> **Work instructions**:
- 1) Summarize the article on Time's Person of the Year selection in two sentences.
- 2) In the article on Time's Person of the Year selection, who announced the choice on NBC on Thursday night?

> **Text excerpt**:

Time’s Person of the Year is Joe Biden and Kamala Harris, a ticket that ‘represents something historic’
Nearly every president elected since the 1930s has been named Time magazine's Person of the Year, often just weeks after winning the race for the White House.
Nearly every president elected since the 1930s has been named Time magazine’s Person of the Year, often just weeks after they won a race for the White House.
On Thursday evening, the publication announced that President-elect Joe Biden continues the trend - with a twist. He is the first to receive the title alongside his running-mate, Vice President-elect Kamala Harris.
"The Biden-Harris ticket represents something historic," the magazine's editor in chief, Edward Felsenthal, said in a video announcing the pick. "Person of the Year is not just about the year that was but about where we're headed."
The recognition marks another "first" for Harris, who will become the first woman, first Black person and first Asian American to serve in the nation's second-highest office.
Citing the many challenges ahead of them, the pair was chosen over a list of finalists that included President Donald Trump, racial justice protesters, front-line health-care workers and Anthony Fauci, the nation's top infectious-disease specialist.
"The next four years are going to be an enormous test of them and all of us to see whether they can bring about the unity they've promised," Felsenthal said.
Biden and Harris are set to enter the White House after a turbulent year that has upended the United States, marked by an economic recession, a reckoning over racial injustice and the coronavirus pandemic, which has killed more than 291,000 people nationwide. And with Trump still refusing to concede the election, they will also assume leadership of a deeply polarized country.
Asked by Felsenthal whether the United States is at a "do-or-die moment for democracy," Biden replied that the country had just passed such a juncture.
"Had Trump won, I think we would have changed the nature of who we are as a country for a long time," he said.
Time magazine laid out the case for the former vice president as Person of the Year by presenting him as an antithesis to Trump.
"I said we had to unite America, that we weren't going to respond to hate with hate, we had to restore the soul of America," Biden said. "I never came off that message."
Bruce Springsteen, who narrated one of the former vice president's campaign ads, announced the selection on NBC Thursday night. Biden and Harris will appear on the cover of the magazine's Dec. 21 issue.

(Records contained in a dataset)

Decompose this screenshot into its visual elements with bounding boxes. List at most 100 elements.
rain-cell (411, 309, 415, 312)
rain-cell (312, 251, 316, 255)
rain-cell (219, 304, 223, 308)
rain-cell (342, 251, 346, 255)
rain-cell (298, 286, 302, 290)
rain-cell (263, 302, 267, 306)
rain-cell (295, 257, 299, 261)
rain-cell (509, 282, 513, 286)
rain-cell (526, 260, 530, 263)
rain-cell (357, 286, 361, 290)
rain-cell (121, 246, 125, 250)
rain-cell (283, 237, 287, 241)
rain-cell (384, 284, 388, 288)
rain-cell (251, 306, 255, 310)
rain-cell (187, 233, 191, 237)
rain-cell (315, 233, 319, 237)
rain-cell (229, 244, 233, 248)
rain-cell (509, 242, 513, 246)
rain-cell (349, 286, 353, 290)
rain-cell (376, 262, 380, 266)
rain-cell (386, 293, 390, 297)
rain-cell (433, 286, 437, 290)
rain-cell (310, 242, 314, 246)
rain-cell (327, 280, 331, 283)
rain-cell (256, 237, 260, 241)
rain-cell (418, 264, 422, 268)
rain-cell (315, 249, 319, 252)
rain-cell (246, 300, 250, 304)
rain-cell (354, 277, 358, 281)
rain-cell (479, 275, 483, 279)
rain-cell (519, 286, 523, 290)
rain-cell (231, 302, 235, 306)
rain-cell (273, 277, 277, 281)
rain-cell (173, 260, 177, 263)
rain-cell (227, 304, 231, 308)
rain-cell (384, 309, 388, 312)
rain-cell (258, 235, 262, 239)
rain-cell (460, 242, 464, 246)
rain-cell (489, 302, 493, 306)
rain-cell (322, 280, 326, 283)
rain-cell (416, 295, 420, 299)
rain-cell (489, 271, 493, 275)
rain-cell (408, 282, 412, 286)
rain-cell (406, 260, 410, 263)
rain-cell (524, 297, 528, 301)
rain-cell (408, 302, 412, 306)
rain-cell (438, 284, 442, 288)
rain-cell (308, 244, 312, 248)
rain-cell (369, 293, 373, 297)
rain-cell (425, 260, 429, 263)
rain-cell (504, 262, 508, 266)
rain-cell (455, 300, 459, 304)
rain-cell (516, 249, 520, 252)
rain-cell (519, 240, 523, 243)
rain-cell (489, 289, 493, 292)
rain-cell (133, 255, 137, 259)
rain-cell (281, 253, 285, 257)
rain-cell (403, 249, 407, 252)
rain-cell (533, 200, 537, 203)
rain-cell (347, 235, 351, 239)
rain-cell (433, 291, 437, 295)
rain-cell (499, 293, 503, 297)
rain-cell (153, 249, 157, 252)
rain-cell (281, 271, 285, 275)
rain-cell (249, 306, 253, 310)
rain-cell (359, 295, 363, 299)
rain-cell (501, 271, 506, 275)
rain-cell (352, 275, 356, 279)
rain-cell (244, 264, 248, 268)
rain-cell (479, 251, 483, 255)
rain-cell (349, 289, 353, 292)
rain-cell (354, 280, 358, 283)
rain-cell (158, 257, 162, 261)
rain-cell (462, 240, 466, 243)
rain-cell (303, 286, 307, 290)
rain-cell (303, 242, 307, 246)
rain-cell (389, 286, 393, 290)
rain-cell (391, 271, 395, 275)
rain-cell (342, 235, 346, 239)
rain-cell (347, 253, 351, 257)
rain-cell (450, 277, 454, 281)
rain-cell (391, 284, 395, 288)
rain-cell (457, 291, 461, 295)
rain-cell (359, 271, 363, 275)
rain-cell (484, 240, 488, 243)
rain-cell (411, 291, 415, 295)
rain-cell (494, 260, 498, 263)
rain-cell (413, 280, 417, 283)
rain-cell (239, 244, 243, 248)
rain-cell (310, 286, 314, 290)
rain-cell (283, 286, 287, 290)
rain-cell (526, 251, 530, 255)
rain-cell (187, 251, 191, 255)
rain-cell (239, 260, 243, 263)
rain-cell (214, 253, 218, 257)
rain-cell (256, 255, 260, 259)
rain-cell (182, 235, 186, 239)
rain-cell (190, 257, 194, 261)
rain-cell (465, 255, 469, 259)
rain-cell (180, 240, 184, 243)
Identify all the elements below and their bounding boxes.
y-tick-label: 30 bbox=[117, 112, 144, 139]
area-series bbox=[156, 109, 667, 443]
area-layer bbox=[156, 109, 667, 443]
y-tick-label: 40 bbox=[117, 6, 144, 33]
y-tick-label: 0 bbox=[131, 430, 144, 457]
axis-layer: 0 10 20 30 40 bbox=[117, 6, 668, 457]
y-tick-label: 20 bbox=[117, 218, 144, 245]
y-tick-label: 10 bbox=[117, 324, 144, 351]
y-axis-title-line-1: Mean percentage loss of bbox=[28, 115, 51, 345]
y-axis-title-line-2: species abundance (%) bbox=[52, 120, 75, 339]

> **Exercise responses**:
- 1) Time magazine named President-elect Joe Biden and Vice President-elect Kamala Harris its Person of the Year, the first time a president-elect has received the title alongside his running mate. The pair was chosen over finalists including President Donald Trump, racial justice protesters, front-line health-care workers and Anthony Fauci, and they will take office after a turbulent year in a deeply polarized country.

- 2) Bruce Springsteen announced the selection on NBC.